## Begin Supplied entries
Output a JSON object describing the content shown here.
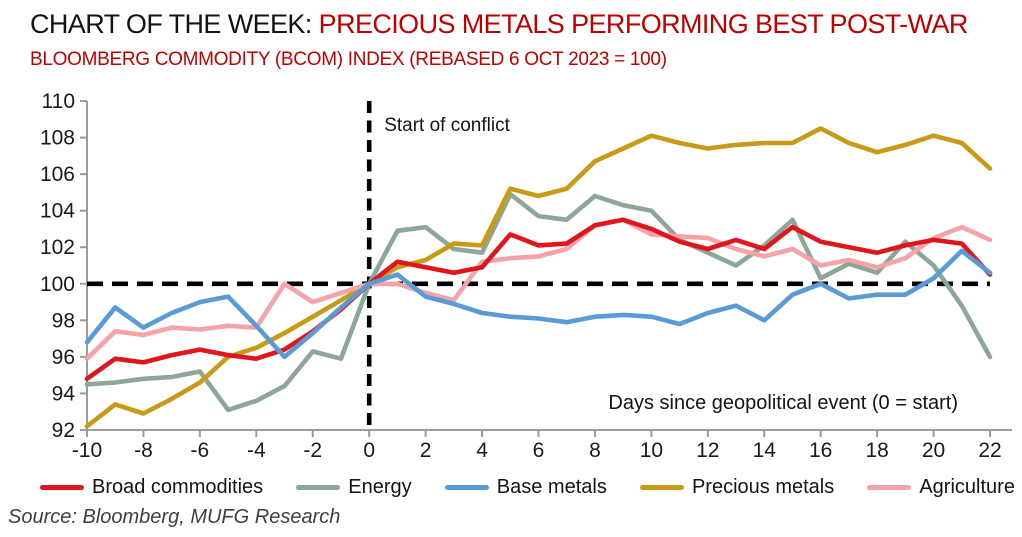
{
  "header": {
    "title_black": "CHART OF THE WEEK: ",
    "title_red": "PRECIOUS METALS PERFORMING BEST POST-WAR",
    "subtitle": "BLOOMBERG COMMODITY (BCOM) INDEX (REBASED 6 OCT 2023 = 100)"
  },
  "chart_data": {
    "type": "line",
    "x": [
      -10,
      -9,
      -8,
      -7,
      -6,
      -5,
      -4,
      -3,
      -2,
      -1,
      0,
      1,
      2,
      3,
      4,
      5,
      6,
      7,
      8,
      9,
      10,
      11,
      12,
      13,
      14,
      15,
      16,
      17,
      18,
      19,
      20,
      21,
      22
    ],
    "series": [
      {
        "name": "Broad commodities",
        "color": "#E0161D",
        "values": [
          94.8,
          95.9,
          95.7,
          96.1,
          96.4,
          96.1,
          95.9,
          96.4,
          97.4,
          98.6,
          100.0,
          101.2,
          100.9,
          100.6,
          100.9,
          102.7,
          102.1,
          102.2,
          103.2,
          103.5,
          103.0,
          102.3,
          101.9,
          102.4,
          101.9,
          103.1,
          102.3,
          102.0,
          101.7,
          102.1,
          102.4,
          102.2,
          100.5
        ]
      },
      {
        "name": "Energy",
        "color": "#8CA797",
        "values": [
          94.5,
          94.6,
          94.8,
          94.9,
          95.2,
          93.1,
          93.6,
          94.4,
          96.3,
          95.9,
          100.0,
          102.9,
          103.1,
          101.9,
          101.7,
          104.9,
          103.7,
          103.5,
          104.8,
          104.3,
          104.0,
          102.4,
          101.7,
          101.0,
          102.1,
          103.5,
          100.3,
          101.1,
          100.6,
          102.3,
          101.0,
          98.8,
          96.0
        ]
      },
      {
        "name": "Base metals",
        "color": "#5B9BD5",
        "values": [
          96.8,
          98.7,
          97.6,
          98.4,
          99.0,
          99.3,
          97.7,
          96.0,
          97.3,
          98.7,
          100.0,
          100.5,
          99.3,
          98.9,
          98.4,
          98.2,
          98.1,
          97.9,
          98.2,
          98.3,
          98.2,
          97.8,
          98.4,
          98.8,
          98.0,
          99.4,
          100.0,
          99.2,
          99.4,
          99.4,
          100.3,
          101.8,
          100.6
        ]
      },
      {
        "name": "Precious metals",
        "color": "#C99A16",
        "values": [
          92.2,
          93.4,
          92.9,
          93.7,
          94.6,
          96.0,
          96.5,
          97.3,
          98.2,
          99.1,
          100.0,
          100.9,
          101.3,
          102.2,
          102.1,
          105.2,
          104.8,
          105.2,
          106.7,
          107.4,
          108.1,
          107.7,
          107.4,
          107.6,
          107.7,
          107.7,
          108.5,
          107.7,
          107.2,
          107.6,
          108.1,
          107.7,
          106.3
        ]
      },
      {
        "name": "Agriculture",
        "color": "#F5A2A9",
        "values": [
          95.9,
          97.4,
          97.2,
          97.6,
          97.5,
          97.7,
          97.6,
          100.0,
          99.0,
          99.5,
          100.0,
          100.0,
          99.5,
          99.1,
          101.2,
          101.4,
          101.5,
          101.9,
          103.2,
          103.5,
          102.7,
          102.6,
          102.5,
          101.9,
          101.5,
          101.9,
          101.0,
          101.3,
          100.9,
          101.4,
          102.5,
          103.1,
          102.4
        ]
      }
    ],
    "ylim": [
      92,
      110
    ],
    "ytick_step": 2,
    "xlim": [
      -10,
      22
    ],
    "xtick_step": 2,
    "xlabel": "Days since geopolitical event (0 = start)",
    "grid": false,
    "legend_position": "bottom",
    "annotations": {
      "vline_x": 0,
      "vline_label": "Start of conflict",
      "hline_y": 100
    }
  },
  "source": "Source: Bloomberg, MUFG Research",
  "style_colors": {
    "title_red": "#C00000",
    "axis": "#9C9C9C",
    "tick_text": "#1A1A1A",
    "dashed_line": "#000000",
    "source_text": "#3F3F3F"
  }
}
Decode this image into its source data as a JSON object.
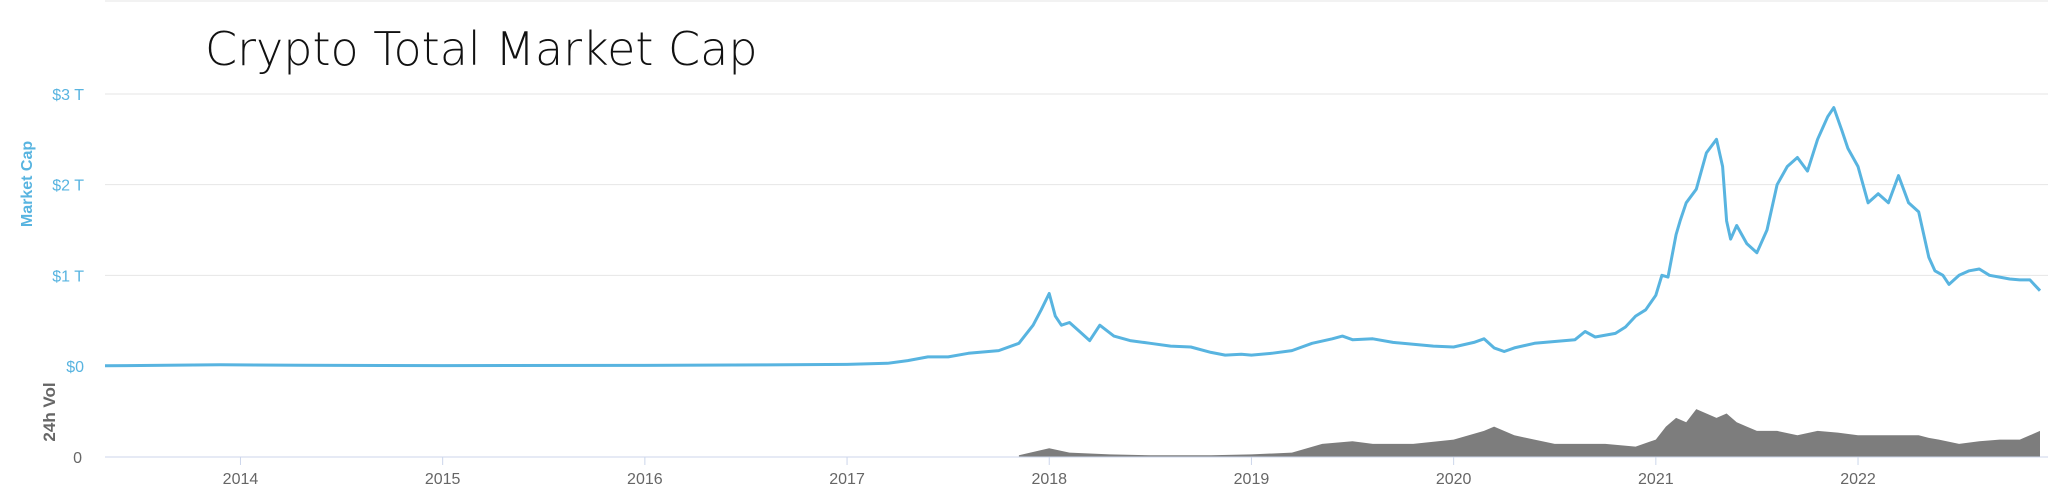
{
  "chart_data": {
    "type": "line",
    "title": "Crypto Total Market Cap",
    "ylabel": "Market Cap",
    "y2label": "24h Vol",
    "ylim": [
      0,
      3
    ],
    "y_unit": "T USD",
    "y_ticks": [
      {
        "value": 0,
        "label": "$0"
      },
      {
        "value": 1,
        "label": "$1 T"
      },
      {
        "value": 2,
        "label": "$2 T"
      },
      {
        "value": 3,
        "label": "$3 T"
      }
    ],
    "vol_ticks": [
      {
        "value": 0,
        "label": "0"
      }
    ],
    "xlim": [
      2013.33,
      2022.9
    ],
    "x_ticks": [
      {
        "value": 2014,
        "label": "2014"
      },
      {
        "value": 2015,
        "label": "2015"
      },
      {
        "value": 2016,
        "label": "2016"
      },
      {
        "value": 2017,
        "label": "2017"
      },
      {
        "value": 2018,
        "label": "2018"
      },
      {
        "value": 2019,
        "label": "2019"
      },
      {
        "value": 2020,
        "label": "2020"
      },
      {
        "value": 2021,
        "label": "2021"
      },
      {
        "value": 2022,
        "label": "2022"
      }
    ],
    "grid": true,
    "legend": "none",
    "series": [
      {
        "color": "#58b4e0",
        "x": [
          2013.33,
          2013.9,
          2014.3,
          2015.0,
          2016.0,
          2016.6,
          2017.0,
          2017.2,
          2017.3,
          2017.4,
          2017.5,
          2017.6,
          2017.65,
          2017.75,
          2017.85,
          2017.92,
          2017.96,
          2018.0,
          2018.03,
          2018.06,
          2018.1,
          2018.15,
          2018.2,
          2018.25,
          2018.32,
          2018.4,
          2018.5,
          2018.6,
          2018.7,
          2018.8,
          2018.87,
          2018.95,
          2019.0,
          2019.1,
          2019.2,
          2019.3,
          2019.4,
          2019.45,
          2019.5,
          2019.6,
          2019.7,
          2019.8,
          2019.9,
          2020.0,
          2020.1,
          2020.15,
          2020.2,
          2020.25,
          2020.3,
          2020.4,
          2020.5,
          2020.6,
          2020.65,
          2020.7,
          2020.8,
          2020.85,
          2020.9,
          2020.95,
          2021.0,
          2021.03,
          2021.06,
          2021.1,
          2021.12,
          2021.15,
          2021.2,
          2021.25,
          2021.3,
          2021.33,
          2021.35,
          2021.37,
          2021.4,
          2021.45,
          2021.5,
          2021.55,
          2021.6,
          2021.65,
          2021.7,
          2021.75,
          2021.8,
          2021.85,
          2021.88,
          2021.92,
          2021.95,
          2022.0,
          2022.05,
          2022.1,
          2022.15,
          2022.2,
          2022.25,
          2022.3,
          2022.35,
          2022.38,
          2022.42,
          2022.45,
          2022.5,
          2022.55,
          2022.6,
          2022.65,
          2022.7,
          2022.75,
          2022.8,
          2022.85,
          2022.9
        ],
        "y": [
          0.002,
          0.013,
          0.008,
          0.004,
          0.007,
          0.012,
          0.018,
          0.03,
          0.06,
          0.1,
          0.1,
          0.14,
          0.15,
          0.17,
          0.25,
          0.45,
          0.62,
          0.8,
          0.55,
          0.45,
          0.48,
          0.38,
          0.28,
          0.45,
          0.33,
          0.28,
          0.25,
          0.22,
          0.21,
          0.15,
          0.12,
          0.13,
          0.12,
          0.14,
          0.17,
          0.25,
          0.3,
          0.33,
          0.29,
          0.3,
          0.26,
          0.24,
          0.22,
          0.21,
          0.26,
          0.3,
          0.2,
          0.16,
          0.2,
          0.25,
          0.27,
          0.29,
          0.38,
          0.32,
          0.36,
          0.43,
          0.55,
          0.62,
          0.78,
          1.0,
          0.98,
          1.45,
          1.6,
          1.8,
          1.95,
          2.35,
          2.5,
          2.2,
          1.6,
          1.4,
          1.55,
          1.35,
          1.25,
          1.5,
          2.0,
          2.2,
          2.3,
          2.15,
          2.5,
          2.75,
          2.85,
          2.6,
          2.4,
          2.2,
          1.8,
          1.9,
          1.8,
          2.1,
          1.8,
          1.7,
          1.2,
          1.05,
          1.0,
          0.9,
          1.0,
          1.05,
          1.07,
          1.0,
          0.98,
          0.96,
          0.95,
          0.95,
          0.83
        ]
      }
    ],
    "volume": {
      "color": "#7d7d7d",
      "x": [
        2017.85,
        2018.0,
        2018.1,
        2018.3,
        2018.5,
        2018.8,
        2019.0,
        2019.2,
        2019.35,
        2019.5,
        2019.6,
        2019.8,
        2020.0,
        2020.15,
        2020.2,
        2020.3,
        2020.4,
        2020.5,
        2020.6,
        2020.75,
        2020.9,
        2021.0,
        2021.05,
        2021.1,
        2021.15,
        2021.2,
        2021.3,
        2021.35,
        2021.4,
        2021.45,
        2021.5,
        2021.6,
        2021.7,
        2021.8,
        2021.9,
        2022.0,
        2022.1,
        2022.2,
        2022.3,
        2022.35,
        2022.4,
        2022.5,
        2022.6,
        2022.7,
        2022.8,
        2022.85,
        2022.9
      ],
      "y": [
        0.02,
        0.1,
        0.05,
        0.03,
        0.02,
        0.02,
        0.03,
        0.05,
        0.15,
        0.18,
        0.15,
        0.15,
        0.2,
        0.3,
        0.35,
        0.25,
        0.2,
        0.15,
        0.15,
        0.15,
        0.12,
        0.2,
        0.35,
        0.45,
        0.4,
        0.55,
        0.45,
        0.5,
        0.4,
        0.35,
        0.3,
        0.3,
        0.25,
        0.3,
        0.28,
        0.25,
        0.25,
        0.25,
        0.25,
        0.22,
        0.2,
        0.15,
        0.18,
        0.2,
        0.2,
        0.25,
        0.3
      ]
    }
  }
}
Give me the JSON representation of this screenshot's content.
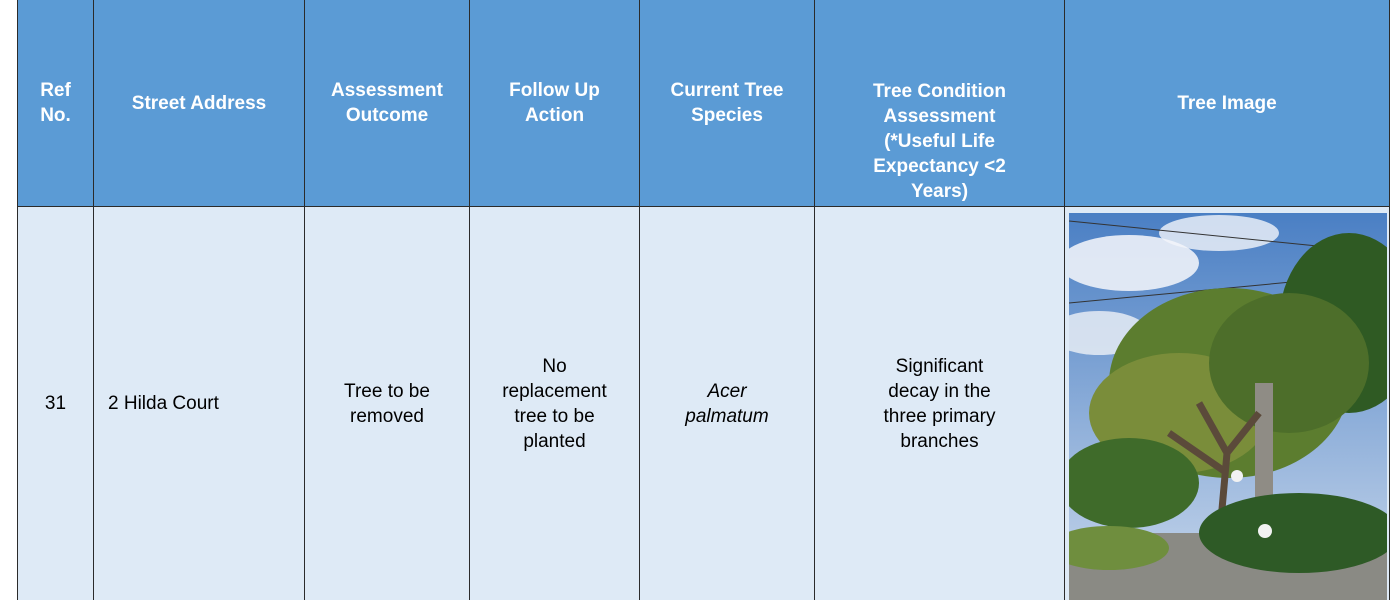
{
  "table": {
    "header": [
      "Ref No.",
      "Street Address",
      "Assessment Outcome",
      "Follow Up Action",
      "Current Tree Species",
      "Tree Condition Assessment (*Useful Life Expectancy <2 Years)",
      "Tree Image"
    ],
    "rows": [
      [
        "31",
        "2 Hilda Court",
        "Tree to be removed",
        "No replacement tree to be planted",
        "Acer palmatum",
        "Significant decay in the three primary branches"
      ]
    ]
  }
}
## End Supplied entries
Find every line that holds "content" and copy it.

■ Task solution
Output a JSON object describing the content shown here.
Give me the JSON representation of this screenshot's content.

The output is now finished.